* START *
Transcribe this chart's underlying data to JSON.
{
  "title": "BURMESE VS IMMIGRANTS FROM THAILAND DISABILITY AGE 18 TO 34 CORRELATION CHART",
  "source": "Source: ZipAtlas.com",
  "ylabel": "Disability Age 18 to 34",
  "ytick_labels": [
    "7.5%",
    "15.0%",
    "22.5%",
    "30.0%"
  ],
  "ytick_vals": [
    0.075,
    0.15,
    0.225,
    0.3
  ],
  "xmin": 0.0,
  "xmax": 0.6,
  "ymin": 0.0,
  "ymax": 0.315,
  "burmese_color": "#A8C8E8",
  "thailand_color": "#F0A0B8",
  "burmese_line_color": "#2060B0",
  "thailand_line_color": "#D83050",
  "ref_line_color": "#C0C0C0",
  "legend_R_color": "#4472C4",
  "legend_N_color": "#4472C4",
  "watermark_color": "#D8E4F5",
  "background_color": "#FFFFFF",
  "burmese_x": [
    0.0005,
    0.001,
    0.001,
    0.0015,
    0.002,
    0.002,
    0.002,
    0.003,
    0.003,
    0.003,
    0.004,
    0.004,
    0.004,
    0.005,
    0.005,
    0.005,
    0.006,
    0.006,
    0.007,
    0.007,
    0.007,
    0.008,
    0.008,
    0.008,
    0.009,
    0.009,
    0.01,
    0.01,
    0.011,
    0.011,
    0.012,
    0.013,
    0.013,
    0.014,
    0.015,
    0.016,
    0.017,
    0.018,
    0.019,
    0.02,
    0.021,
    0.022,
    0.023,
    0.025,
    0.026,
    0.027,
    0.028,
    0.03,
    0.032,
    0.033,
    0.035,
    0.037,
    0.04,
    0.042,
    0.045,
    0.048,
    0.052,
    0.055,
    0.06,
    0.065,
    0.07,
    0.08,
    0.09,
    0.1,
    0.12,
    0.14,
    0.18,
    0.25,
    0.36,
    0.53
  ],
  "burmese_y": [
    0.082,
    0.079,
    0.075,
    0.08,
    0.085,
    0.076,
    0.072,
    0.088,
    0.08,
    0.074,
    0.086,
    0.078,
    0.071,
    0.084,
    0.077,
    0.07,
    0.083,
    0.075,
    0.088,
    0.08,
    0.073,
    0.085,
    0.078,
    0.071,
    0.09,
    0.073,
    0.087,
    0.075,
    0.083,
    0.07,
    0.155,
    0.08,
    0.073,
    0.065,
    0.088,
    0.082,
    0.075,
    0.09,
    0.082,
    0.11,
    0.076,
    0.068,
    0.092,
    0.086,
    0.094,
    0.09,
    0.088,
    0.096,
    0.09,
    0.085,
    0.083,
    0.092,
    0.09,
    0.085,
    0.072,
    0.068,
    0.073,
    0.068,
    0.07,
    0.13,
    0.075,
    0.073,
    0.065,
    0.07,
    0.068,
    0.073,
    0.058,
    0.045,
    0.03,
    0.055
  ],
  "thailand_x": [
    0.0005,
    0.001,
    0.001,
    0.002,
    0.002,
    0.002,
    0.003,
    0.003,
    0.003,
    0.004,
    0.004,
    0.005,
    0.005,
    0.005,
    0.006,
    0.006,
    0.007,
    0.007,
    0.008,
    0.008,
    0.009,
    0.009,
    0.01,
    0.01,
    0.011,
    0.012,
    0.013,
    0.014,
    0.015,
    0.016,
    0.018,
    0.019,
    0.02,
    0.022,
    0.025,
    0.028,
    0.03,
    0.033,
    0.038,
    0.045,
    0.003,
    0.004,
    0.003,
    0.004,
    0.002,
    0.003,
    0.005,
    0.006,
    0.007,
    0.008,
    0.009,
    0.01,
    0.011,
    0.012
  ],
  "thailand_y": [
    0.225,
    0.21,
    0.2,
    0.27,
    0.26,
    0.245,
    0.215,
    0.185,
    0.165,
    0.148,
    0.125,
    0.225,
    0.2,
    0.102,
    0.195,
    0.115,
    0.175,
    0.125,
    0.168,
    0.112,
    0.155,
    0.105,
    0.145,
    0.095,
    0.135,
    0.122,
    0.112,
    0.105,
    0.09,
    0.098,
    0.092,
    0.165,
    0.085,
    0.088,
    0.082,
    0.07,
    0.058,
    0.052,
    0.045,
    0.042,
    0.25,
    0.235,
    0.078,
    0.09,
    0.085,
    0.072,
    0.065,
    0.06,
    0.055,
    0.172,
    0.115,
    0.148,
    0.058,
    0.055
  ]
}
* END *
What the task asks:
Restate all of the entries above precisely.

Reply to the task:
Transcribe this chart's underlying data to JSON.
{
  "title": "BURMESE VS IMMIGRANTS FROM THAILAND DISABILITY AGE 18 TO 34 CORRELATION CHART",
  "source": "Source: ZipAtlas.com",
  "ylabel": "Disability Age 18 to 34",
  "ytick_labels": [
    "7.5%",
    "15.0%",
    "22.5%",
    "30.0%"
  ],
  "ytick_vals": [
    0.075,
    0.15,
    0.225,
    0.3
  ],
  "xmin": 0.0,
  "xmax": 0.6,
  "ymin": 0.0,
  "ymax": 0.315,
  "burmese_color": "#A8C8E8",
  "thailand_color": "#F0A0B8",
  "burmese_line_color": "#2060B0",
  "thailand_line_color": "#D83050",
  "ref_line_color": "#C0C0C0",
  "legend_R_color": "#4472C4",
  "legend_N_color": "#4472C4",
  "watermark_color": "#D8E4F5",
  "background_color": "#FFFFFF",
  "burmese_x": [
    0.0005,
    0.001,
    0.001,
    0.0015,
    0.002,
    0.002,
    0.002,
    0.003,
    0.003,
    0.003,
    0.004,
    0.004,
    0.004,
    0.005,
    0.005,
    0.005,
    0.006,
    0.006,
    0.007,
    0.007,
    0.007,
    0.008,
    0.008,
    0.008,
    0.009,
    0.009,
    0.01,
    0.01,
    0.011,
    0.011,
    0.012,
    0.013,
    0.013,
    0.014,
    0.015,
    0.016,
    0.017,
    0.018,
    0.019,
    0.02,
    0.021,
    0.022,
    0.023,
    0.025,
    0.026,
    0.027,
    0.028,
    0.03,
    0.032,
    0.033,
    0.035,
    0.037,
    0.04,
    0.042,
    0.045,
    0.048,
    0.052,
    0.055,
    0.06,
    0.065,
    0.07,
    0.08,
    0.09,
    0.1,
    0.12,
    0.14,
    0.18,
    0.25,
    0.36,
    0.53
  ],
  "burmese_y": [
    0.082,
    0.079,
    0.075,
    0.08,
    0.085,
    0.076,
    0.072,
    0.088,
    0.08,
    0.074,
    0.086,
    0.078,
    0.071,
    0.084,
    0.077,
    0.07,
    0.083,
    0.075,
    0.088,
    0.08,
    0.073,
    0.085,
    0.078,
    0.071,
    0.09,
    0.073,
    0.087,
    0.075,
    0.083,
    0.07,
    0.155,
    0.08,
    0.073,
    0.065,
    0.088,
    0.082,
    0.075,
    0.09,
    0.082,
    0.11,
    0.076,
    0.068,
    0.092,
    0.086,
    0.094,
    0.09,
    0.088,
    0.096,
    0.09,
    0.085,
    0.083,
    0.092,
    0.09,
    0.085,
    0.072,
    0.068,
    0.073,
    0.068,
    0.07,
    0.13,
    0.075,
    0.073,
    0.065,
    0.07,
    0.068,
    0.073,
    0.058,
    0.045,
    0.03,
    0.055
  ],
  "thailand_x": [
    0.0005,
    0.001,
    0.001,
    0.002,
    0.002,
    0.002,
    0.003,
    0.003,
    0.003,
    0.004,
    0.004,
    0.005,
    0.005,
    0.005,
    0.006,
    0.006,
    0.007,
    0.007,
    0.008,
    0.008,
    0.009,
    0.009,
    0.01,
    0.01,
    0.011,
    0.012,
    0.013,
    0.014,
    0.015,
    0.016,
    0.018,
    0.019,
    0.02,
    0.022,
    0.025,
    0.028,
    0.03,
    0.033,
    0.038,
    0.045,
    0.003,
    0.004,
    0.003,
    0.004,
    0.002,
    0.003,
    0.005,
    0.006,
    0.007,
    0.008,
    0.009,
    0.01,
    0.011,
    0.012
  ],
  "thailand_y": [
    0.225,
    0.21,
    0.2,
    0.27,
    0.26,
    0.245,
    0.215,
    0.185,
    0.165,
    0.148,
    0.125,
    0.225,
    0.2,
    0.102,
    0.195,
    0.115,
    0.175,
    0.125,
    0.168,
    0.112,
    0.155,
    0.105,
    0.145,
    0.095,
    0.135,
    0.122,
    0.112,
    0.105,
    0.09,
    0.098,
    0.092,
    0.165,
    0.085,
    0.088,
    0.082,
    0.07,
    0.058,
    0.052,
    0.045,
    0.042,
    0.25,
    0.235,
    0.078,
    0.09,
    0.085,
    0.072,
    0.065,
    0.06,
    0.055,
    0.172,
    0.115,
    0.148,
    0.058,
    0.055
  ]
}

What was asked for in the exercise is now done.